Written instruction.
Count every line where "xlabel" occurs. Give the total alone.

(Records)
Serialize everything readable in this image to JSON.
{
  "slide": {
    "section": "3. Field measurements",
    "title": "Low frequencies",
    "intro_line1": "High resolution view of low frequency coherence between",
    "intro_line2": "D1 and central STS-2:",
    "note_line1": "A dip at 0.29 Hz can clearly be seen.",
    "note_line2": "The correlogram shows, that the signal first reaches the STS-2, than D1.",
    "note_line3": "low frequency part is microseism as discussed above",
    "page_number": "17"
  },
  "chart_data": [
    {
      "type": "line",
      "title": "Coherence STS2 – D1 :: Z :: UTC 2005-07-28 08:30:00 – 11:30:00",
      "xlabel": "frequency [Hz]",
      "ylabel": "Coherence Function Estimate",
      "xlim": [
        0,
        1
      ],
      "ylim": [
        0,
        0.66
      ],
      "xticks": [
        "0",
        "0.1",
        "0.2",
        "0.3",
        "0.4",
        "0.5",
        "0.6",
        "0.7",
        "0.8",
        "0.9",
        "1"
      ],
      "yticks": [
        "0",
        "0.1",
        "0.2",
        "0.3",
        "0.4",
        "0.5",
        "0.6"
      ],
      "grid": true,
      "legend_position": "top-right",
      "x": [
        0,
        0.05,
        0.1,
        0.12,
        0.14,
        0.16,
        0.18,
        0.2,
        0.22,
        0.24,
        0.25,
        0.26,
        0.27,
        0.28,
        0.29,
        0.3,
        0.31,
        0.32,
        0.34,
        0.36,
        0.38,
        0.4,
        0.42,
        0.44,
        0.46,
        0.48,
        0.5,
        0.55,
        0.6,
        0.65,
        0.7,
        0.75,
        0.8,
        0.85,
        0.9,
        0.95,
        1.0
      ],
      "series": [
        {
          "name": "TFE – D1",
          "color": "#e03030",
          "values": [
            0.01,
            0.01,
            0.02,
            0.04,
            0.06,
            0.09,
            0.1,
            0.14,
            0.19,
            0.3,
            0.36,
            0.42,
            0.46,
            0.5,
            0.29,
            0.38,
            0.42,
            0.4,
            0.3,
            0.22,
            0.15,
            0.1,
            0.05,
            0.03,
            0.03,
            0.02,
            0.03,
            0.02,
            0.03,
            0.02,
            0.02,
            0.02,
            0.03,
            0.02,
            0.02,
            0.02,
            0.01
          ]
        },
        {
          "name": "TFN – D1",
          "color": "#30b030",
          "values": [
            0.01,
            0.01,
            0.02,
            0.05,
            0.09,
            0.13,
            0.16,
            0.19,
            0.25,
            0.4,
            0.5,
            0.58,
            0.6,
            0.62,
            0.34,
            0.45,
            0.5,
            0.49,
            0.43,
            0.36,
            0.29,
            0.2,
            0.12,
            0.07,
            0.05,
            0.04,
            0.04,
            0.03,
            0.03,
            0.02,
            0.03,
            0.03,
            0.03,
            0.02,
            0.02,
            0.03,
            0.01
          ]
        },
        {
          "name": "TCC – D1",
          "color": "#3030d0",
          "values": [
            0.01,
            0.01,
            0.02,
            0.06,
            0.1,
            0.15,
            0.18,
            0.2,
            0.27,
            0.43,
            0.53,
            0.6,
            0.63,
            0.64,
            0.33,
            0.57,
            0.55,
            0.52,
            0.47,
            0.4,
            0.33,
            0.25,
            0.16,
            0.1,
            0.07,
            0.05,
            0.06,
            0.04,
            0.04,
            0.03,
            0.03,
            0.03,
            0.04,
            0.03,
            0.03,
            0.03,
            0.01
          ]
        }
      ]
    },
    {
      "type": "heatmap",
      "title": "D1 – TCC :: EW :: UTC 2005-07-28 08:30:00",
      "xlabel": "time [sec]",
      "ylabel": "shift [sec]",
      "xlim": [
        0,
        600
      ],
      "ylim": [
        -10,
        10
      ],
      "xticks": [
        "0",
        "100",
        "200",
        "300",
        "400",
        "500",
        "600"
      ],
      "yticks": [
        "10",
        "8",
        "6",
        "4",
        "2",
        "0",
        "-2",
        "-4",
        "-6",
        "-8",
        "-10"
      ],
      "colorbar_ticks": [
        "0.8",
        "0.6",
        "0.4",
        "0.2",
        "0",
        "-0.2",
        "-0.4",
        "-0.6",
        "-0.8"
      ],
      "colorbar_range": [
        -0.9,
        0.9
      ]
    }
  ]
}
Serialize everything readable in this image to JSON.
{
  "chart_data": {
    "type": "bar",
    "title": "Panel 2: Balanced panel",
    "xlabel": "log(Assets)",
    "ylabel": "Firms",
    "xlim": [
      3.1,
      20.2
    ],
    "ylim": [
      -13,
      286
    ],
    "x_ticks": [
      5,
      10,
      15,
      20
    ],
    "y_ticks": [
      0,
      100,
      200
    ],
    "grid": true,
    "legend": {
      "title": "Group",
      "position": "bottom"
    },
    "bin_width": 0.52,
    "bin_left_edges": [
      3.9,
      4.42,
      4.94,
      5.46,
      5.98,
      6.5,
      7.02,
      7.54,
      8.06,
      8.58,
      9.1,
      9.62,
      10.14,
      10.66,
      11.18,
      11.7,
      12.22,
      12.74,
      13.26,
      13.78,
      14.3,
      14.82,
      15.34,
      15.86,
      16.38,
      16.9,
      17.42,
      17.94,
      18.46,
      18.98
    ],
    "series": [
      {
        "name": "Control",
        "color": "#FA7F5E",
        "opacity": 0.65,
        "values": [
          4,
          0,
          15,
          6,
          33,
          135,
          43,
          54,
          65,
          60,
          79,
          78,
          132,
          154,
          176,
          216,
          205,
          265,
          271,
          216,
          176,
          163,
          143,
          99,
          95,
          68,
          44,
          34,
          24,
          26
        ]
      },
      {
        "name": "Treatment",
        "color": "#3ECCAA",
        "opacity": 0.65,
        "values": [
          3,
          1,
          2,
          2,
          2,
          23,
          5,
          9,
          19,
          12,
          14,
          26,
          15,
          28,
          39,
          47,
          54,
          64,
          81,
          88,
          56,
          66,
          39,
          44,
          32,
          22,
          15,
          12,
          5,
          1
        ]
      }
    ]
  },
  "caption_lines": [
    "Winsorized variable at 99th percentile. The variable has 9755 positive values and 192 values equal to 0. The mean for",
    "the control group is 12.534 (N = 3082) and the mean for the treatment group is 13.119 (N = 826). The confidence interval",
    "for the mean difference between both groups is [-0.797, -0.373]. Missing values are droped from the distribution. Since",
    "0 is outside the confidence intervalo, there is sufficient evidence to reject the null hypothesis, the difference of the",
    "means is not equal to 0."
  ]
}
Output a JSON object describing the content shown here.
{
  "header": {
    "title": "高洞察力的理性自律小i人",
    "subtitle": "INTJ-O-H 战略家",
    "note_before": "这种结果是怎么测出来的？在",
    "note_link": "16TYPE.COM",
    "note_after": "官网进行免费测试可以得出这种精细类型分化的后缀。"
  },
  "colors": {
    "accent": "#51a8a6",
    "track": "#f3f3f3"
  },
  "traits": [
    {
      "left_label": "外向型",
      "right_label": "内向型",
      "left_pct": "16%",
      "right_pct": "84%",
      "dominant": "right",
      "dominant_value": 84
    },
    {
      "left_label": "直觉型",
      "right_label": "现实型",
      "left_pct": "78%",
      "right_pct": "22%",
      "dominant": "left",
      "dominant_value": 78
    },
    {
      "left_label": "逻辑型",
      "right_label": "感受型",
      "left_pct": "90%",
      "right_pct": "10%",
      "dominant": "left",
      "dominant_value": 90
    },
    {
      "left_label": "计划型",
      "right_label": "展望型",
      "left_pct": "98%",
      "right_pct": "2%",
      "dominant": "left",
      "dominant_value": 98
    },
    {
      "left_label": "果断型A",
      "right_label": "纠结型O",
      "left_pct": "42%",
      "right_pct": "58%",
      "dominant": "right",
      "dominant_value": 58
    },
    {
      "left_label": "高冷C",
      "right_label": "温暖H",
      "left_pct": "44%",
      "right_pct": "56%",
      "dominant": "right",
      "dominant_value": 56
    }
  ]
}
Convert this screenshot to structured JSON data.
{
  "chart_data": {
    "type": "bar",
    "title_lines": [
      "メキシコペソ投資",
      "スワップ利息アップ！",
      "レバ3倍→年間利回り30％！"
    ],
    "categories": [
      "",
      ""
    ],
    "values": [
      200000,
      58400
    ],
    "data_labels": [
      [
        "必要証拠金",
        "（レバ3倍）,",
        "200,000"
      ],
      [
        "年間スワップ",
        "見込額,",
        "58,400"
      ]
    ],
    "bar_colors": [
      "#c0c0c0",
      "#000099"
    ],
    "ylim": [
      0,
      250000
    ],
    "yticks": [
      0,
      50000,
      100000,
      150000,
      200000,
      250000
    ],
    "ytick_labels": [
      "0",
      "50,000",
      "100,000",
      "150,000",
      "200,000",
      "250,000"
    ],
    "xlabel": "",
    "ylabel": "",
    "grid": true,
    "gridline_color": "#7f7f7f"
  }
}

Finished exercise.
4